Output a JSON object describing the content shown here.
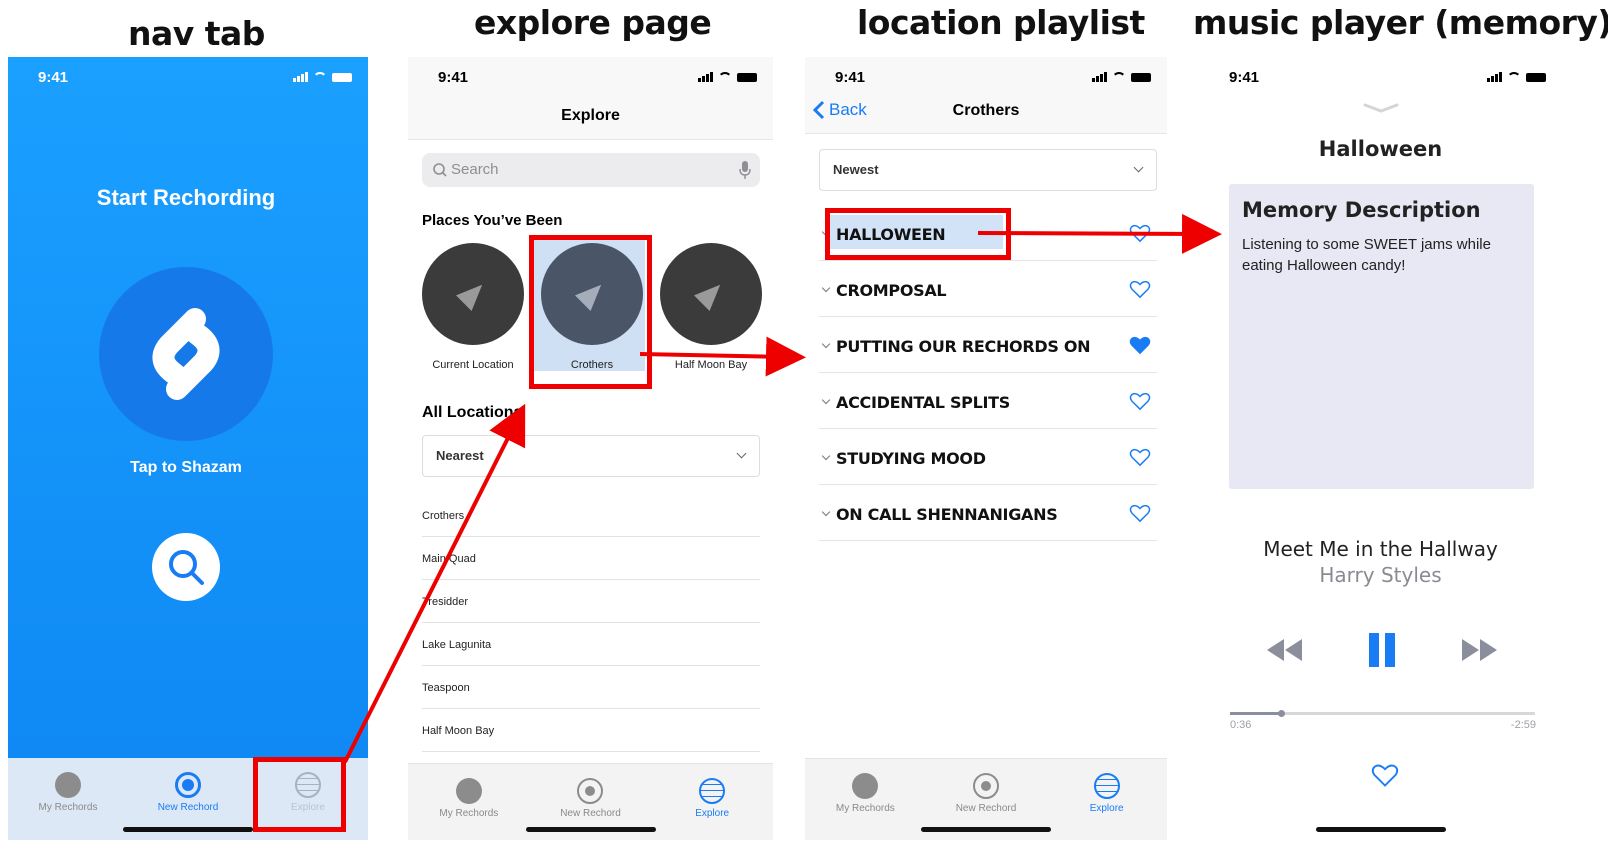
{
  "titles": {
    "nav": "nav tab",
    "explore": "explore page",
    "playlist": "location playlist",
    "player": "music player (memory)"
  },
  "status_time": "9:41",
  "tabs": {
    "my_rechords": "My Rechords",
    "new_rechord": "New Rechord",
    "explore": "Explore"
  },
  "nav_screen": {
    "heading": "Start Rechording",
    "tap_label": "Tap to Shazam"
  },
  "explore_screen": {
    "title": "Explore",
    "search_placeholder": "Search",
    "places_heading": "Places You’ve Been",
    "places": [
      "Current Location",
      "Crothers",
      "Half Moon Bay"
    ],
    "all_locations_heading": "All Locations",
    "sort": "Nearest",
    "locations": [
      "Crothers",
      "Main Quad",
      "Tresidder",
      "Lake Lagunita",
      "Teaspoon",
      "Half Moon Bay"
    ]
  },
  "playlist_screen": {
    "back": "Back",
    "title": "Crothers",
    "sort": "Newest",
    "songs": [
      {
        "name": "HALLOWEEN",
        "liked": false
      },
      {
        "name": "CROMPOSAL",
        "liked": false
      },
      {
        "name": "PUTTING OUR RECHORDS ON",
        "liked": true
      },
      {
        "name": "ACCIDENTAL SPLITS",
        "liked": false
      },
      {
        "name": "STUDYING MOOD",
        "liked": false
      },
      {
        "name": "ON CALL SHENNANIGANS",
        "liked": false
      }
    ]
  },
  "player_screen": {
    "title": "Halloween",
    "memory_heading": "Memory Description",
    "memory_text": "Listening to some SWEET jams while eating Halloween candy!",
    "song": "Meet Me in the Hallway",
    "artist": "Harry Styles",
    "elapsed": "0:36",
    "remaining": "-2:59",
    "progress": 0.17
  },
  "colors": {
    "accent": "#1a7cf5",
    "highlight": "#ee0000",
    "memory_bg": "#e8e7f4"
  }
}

◇ ◇ ◇ ◇ ◇ ◇ ◇

GIVEN PROBLEM: The material above holds pictures; copy everything else in it exactly.

RESPONSE BELOW:
Output a JSON object describing the content shown here.
{
  "titles": {
    "nav": "nav tab",
    "explore": "explore page",
    "playlist": "location playlist",
    "player": "music player (memory)"
  },
  "status_time": "9:41",
  "tabs": {
    "my_rechords": "My Rechords",
    "new_rechord": "New Rechord",
    "explore": "Explore"
  },
  "nav_screen": {
    "heading": "Start Rechording",
    "tap_label": "Tap to Shazam"
  },
  "explore_screen": {
    "title": "Explore",
    "search_placeholder": "Search",
    "places_heading": "Places You’ve Been",
    "places": [
      "Current Location",
      "Crothers",
      "Half Moon Bay"
    ],
    "all_locations_heading": "All Locations",
    "sort": "Nearest",
    "locations": [
      "Crothers",
      "Main Quad",
      "Tresidder",
      "Lake Lagunita",
      "Teaspoon",
      "Half Moon Bay"
    ]
  },
  "playlist_screen": {
    "back": "Back",
    "title": "Crothers",
    "sort": "Newest",
    "songs": [
      {
        "name": "HALLOWEEN",
        "liked": false
      },
      {
        "name": "CROMPOSAL",
        "liked": false
      },
      {
        "name": "PUTTING OUR RECHORDS ON",
        "liked": true
      },
      {
        "name": "ACCIDENTAL SPLITS",
        "liked": false
      },
      {
        "name": "STUDYING MOOD",
        "liked": false
      },
      {
        "name": "ON CALL SHENNANIGANS",
        "liked": false
      }
    ]
  },
  "player_screen": {
    "title": "Halloween",
    "memory_heading": "Memory Description",
    "memory_text": "Listening to some SWEET jams while eating Halloween candy!",
    "song": "Meet Me in the Hallway",
    "artist": "Harry Styles",
    "elapsed": "0:36",
    "remaining": "-2:59",
    "progress": 0.17
  },
  "colors": {
    "accent": "#1a7cf5",
    "highlight": "#ee0000",
    "memory_bg": "#e8e7f4"
  }
}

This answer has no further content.